§ **Problem to solve**
Can you pull out each line of the data below that includes the word "πρὸς"?

── Given information ──

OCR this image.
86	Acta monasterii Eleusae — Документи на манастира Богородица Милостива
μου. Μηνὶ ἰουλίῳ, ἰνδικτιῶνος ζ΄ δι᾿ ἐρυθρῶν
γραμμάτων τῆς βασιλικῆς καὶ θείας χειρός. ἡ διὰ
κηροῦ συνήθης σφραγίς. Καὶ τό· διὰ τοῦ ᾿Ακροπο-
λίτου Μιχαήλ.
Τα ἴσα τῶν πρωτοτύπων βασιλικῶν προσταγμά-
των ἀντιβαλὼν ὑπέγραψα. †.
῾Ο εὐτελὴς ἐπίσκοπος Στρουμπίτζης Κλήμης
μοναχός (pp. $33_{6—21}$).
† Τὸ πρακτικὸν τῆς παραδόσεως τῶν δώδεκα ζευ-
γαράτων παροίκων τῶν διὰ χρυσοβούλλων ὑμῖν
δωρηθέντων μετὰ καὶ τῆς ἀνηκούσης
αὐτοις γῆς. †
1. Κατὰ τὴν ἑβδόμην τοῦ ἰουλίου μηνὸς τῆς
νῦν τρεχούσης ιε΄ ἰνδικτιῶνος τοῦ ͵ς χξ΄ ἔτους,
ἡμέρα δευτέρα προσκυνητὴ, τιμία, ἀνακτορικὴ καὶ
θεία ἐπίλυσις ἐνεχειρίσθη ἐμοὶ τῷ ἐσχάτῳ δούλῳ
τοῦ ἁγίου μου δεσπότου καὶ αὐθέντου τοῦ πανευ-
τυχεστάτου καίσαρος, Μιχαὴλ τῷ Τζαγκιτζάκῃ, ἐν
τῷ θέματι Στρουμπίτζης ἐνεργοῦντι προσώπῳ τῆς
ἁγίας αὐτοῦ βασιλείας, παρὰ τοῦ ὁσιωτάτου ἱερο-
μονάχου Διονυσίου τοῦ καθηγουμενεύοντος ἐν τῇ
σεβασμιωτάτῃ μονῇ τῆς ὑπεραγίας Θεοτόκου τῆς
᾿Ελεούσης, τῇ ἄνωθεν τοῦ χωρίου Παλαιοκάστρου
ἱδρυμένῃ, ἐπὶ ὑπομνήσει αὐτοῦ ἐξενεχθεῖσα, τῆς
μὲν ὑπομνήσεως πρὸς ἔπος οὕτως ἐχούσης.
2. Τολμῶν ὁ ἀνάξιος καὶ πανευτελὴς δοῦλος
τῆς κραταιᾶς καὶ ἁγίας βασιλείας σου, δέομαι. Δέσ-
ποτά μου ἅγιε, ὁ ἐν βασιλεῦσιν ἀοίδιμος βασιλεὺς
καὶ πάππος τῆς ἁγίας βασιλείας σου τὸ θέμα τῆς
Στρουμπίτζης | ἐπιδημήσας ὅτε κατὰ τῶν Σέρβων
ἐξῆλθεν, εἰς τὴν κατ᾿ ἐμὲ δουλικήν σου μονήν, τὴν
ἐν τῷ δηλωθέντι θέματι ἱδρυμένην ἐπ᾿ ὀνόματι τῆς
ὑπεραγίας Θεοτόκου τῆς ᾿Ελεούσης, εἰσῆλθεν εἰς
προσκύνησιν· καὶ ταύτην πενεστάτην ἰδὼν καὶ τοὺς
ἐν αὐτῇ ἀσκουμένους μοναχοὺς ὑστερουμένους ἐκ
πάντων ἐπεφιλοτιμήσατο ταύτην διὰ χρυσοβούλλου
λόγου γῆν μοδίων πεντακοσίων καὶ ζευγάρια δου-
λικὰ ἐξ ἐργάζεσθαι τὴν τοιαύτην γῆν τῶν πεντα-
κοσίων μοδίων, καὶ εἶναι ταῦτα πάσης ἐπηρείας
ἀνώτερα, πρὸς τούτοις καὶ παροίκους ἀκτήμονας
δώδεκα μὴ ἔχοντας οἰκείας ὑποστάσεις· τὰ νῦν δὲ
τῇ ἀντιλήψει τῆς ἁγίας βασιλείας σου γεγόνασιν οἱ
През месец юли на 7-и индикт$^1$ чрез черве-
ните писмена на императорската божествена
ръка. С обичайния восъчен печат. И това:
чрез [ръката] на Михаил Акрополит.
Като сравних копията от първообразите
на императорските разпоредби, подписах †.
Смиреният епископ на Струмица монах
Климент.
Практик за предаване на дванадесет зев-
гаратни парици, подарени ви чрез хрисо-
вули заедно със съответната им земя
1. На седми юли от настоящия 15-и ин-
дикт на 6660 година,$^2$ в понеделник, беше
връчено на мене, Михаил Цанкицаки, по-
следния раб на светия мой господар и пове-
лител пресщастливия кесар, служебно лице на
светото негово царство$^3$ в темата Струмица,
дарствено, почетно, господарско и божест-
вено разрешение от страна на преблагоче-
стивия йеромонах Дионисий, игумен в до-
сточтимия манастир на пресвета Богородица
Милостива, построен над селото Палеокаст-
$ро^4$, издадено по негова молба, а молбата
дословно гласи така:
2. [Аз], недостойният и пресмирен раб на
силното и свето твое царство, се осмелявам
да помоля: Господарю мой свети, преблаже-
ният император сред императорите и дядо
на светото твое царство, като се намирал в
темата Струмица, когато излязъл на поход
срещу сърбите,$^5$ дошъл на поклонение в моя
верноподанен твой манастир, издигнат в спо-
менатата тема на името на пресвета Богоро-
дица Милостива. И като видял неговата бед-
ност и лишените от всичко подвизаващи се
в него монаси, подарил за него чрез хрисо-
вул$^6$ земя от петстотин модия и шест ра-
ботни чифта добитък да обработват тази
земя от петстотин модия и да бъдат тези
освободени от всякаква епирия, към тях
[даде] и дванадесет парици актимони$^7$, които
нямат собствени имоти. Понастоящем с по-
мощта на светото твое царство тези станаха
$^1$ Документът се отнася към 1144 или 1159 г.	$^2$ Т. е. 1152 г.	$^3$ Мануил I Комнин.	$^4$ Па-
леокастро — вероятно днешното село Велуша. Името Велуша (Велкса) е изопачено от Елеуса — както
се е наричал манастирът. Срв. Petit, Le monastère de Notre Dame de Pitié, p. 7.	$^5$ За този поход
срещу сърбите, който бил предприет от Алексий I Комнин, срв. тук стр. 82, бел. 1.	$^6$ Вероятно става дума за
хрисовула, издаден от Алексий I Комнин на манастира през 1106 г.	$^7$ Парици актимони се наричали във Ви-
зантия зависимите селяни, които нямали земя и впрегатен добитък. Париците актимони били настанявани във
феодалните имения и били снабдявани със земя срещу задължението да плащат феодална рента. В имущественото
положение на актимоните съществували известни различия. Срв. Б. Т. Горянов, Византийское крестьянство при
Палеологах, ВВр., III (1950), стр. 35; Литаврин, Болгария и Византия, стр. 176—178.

───

§ **Result**
μὲν ὑπομνήσεως πρὸς ἔπος οὕτως ἐχούσης.
ἀνώτερα, πρὸς τούτοις καὶ παροίκους ἀκτήμονας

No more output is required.